**WHAT YOU ARE ASKED TO DO:** Your task is to reproduce the material exactly.

**LISTED RECORDS:**
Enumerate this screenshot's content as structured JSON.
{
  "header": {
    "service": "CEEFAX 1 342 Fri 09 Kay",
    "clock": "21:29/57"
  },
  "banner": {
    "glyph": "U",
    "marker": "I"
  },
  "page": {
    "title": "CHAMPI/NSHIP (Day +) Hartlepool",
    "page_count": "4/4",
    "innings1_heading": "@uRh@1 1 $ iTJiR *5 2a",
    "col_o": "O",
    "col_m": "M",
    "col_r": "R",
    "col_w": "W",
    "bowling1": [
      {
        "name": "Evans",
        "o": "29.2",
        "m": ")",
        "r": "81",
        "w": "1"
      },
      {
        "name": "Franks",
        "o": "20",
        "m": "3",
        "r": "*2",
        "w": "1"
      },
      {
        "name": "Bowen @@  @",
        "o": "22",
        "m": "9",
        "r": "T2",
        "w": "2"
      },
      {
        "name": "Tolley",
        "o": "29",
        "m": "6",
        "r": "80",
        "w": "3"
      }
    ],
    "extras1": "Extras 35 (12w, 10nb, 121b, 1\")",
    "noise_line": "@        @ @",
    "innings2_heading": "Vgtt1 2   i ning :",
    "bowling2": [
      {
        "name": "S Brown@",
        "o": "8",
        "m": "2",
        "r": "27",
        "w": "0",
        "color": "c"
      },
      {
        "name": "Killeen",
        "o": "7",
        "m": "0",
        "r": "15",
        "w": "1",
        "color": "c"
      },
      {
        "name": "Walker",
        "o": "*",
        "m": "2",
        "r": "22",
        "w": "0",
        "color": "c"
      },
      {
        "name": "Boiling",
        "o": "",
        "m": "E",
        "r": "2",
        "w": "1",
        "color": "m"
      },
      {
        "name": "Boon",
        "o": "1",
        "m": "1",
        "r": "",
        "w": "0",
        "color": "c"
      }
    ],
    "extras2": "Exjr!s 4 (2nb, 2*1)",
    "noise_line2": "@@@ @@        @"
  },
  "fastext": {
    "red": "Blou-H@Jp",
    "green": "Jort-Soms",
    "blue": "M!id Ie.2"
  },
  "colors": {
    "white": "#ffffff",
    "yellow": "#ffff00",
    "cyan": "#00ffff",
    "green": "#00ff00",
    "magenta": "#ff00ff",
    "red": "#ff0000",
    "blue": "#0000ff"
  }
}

**THE REPLY:**
Enumerate this screenshot's content as structured JSON.
{
  "header": {
    "service": "CEEFAX 1 342 Fri 09 Kay",
    "clock": "21:29/57"
  },
  "banner": {
    "glyph": "U",
    "marker": "I"
  },
  "page": {
    "title": "CHAMPI/NSHIP (Day +) Hartlepool",
    "page_count": "4/4",
    "innings1_heading": "@uRh@1 1 $ iTJiR *5 2a",
    "col_o": "O",
    "col_m": "M",
    "col_r": "R",
    "col_w": "W",
    "bowling1": [
      {
        "name": "Evans",
        "o": "29.2",
        "m": ")",
        "r": "81",
        "w": "1"
      },
      {
        "name": "Franks",
        "o": "20",
        "m": "3",
        "r": "*2",
        "w": "1"
      },
      {
        "name": "Bowen @@  @",
        "o": "22",
        "m": "9",
        "r": "T2",
        "w": "2"
      },
      {
        "name": "Tolley",
        "o": "29",
        "m": "6",
        "r": "80",
        "w": "3"
      }
    ],
    "extras1": "Extras 35 (12w, 10nb, 121b, 1\")",
    "noise_line": "@        @ @",
    "innings2_heading": "Vgtt1 2   i ning :",
    "bowling2": [
      {
        "name": "S Brown@",
        "o": "8",
        "m": "2",
        "r": "27",
        "w": "0",
        "color": "c"
      },
      {
        "name": "Killeen",
        "o": "7",
        "m": "0",
        "r": "15",
        "w": "1",
        "color": "c"
      },
      {
        "name": "Walker",
        "o": "*",
        "m": "2",
        "r": "22",
        "w": "0",
        "color": "c"
      },
      {
        "name": "Boiling",
        "o": "",
        "m": "E",
        "r": "2",
        "w": "1",
        "color": "m"
      },
      {
        "name": "Boon",
        "o": "1",
        "m": "1",
        "r": "",
        "w": "0",
        "color": "c"
      }
    ],
    "extras2": "Exjr!s 4 (2nb, 2*1)",
    "noise_line2": "@@@ @@        @"
  },
  "fastext": {
    "red": "Blou-H@Jp",
    "green": "Jort-Soms",
    "blue": "M!id Ie.2"
  },
  "colors": {
    "white": "#ffffff",
    "yellow": "#ffff00",
    "cyan": "#00ffff",
    "green": "#00ff00",
    "magenta": "#ff00ff",
    "red": "#ff0000",
    "blue": "#0000ff"
  }
}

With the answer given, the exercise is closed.